Exercise details =
From the entries below, pull out each line where "away" appears.

— begin Listed records —

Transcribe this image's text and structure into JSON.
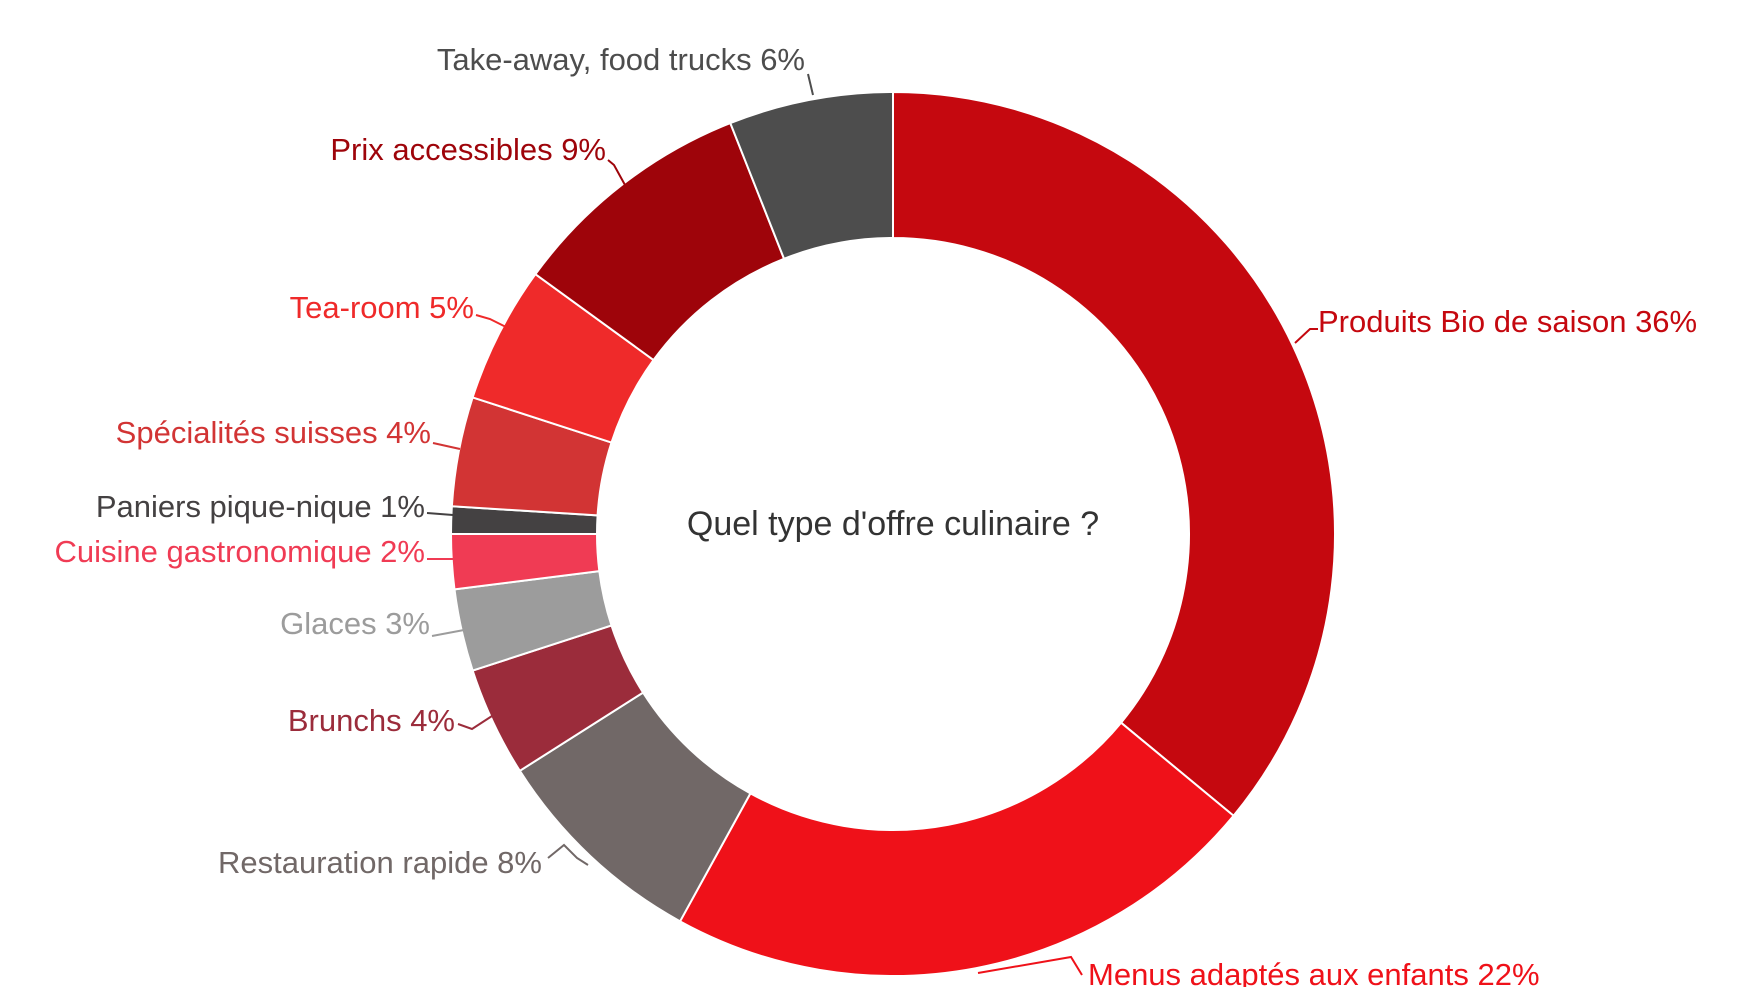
{
  "chart_data": {
    "type": "pie",
    "donut": true,
    "center_title": "Quel type d'offre culinaire ?",
    "slices": [
      {
        "label": "Produits Bio de saison 36%",
        "value": 36,
        "color": "#c5080f"
      },
      {
        "label": "Menus adaptés aux enfants 22%",
        "value": 22,
        "color": "#ef1119"
      },
      {
        "label": "Restauration rapide 8%",
        "value": 8,
        "color": "#716867"
      },
      {
        "label": "Brunchs 4%",
        "value": 4,
        "color": "#9b2c3b"
      },
      {
        "label": "Glaces 3%",
        "value": 3,
        "color": "#9c9c9c"
      },
      {
        "label": "Cuisine gastronomique 2%",
        "value": 2,
        "color": "#f03b54"
      },
      {
        "label": "Paniers pique-nique 1%",
        "value": 1,
        "color": "#444142"
      },
      {
        "label": "Spécialités suisses 4%",
        "value": 4,
        "color": "#d23434"
      },
      {
        "label": "Tea-room 5%",
        "value": 5,
        "color": "#ef2a2a"
      },
      {
        "label": "Prix accessibles 9%",
        "value": 9,
        "color": "#9e040a"
      },
      {
        "label": "Take-away, food trucks 6%",
        "value": 6,
        "color": "#4d4d4d"
      }
    ],
    "label_colors": {
      "Produits Bio de saison 36%": "#c5080f",
      "Menus adaptés aux enfants 22%": "#ef1119",
      "Restauration rapide 8%": "#716867",
      "Brunchs 4%": "#9b2c3b",
      "Glaces 3%": "#9c9c9c",
      "Cuisine gastronomique 2%": "#f03b54",
      "Paniers pique-nique 1%": "#444142",
      "Spécialités suisses 4%": "#d23434",
      "Tea-room 5%": "#ef2a2a",
      "Prix accessibles 9%": "#9e040a",
      "Take-away, food trucks 6%": "#4d4d4d"
    }
  }
}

— end Listed records —

Worked solution =
        "label": "Take-away, food trucks 6%",
      "Take-away, food trucks 6%": "#4d4d4d"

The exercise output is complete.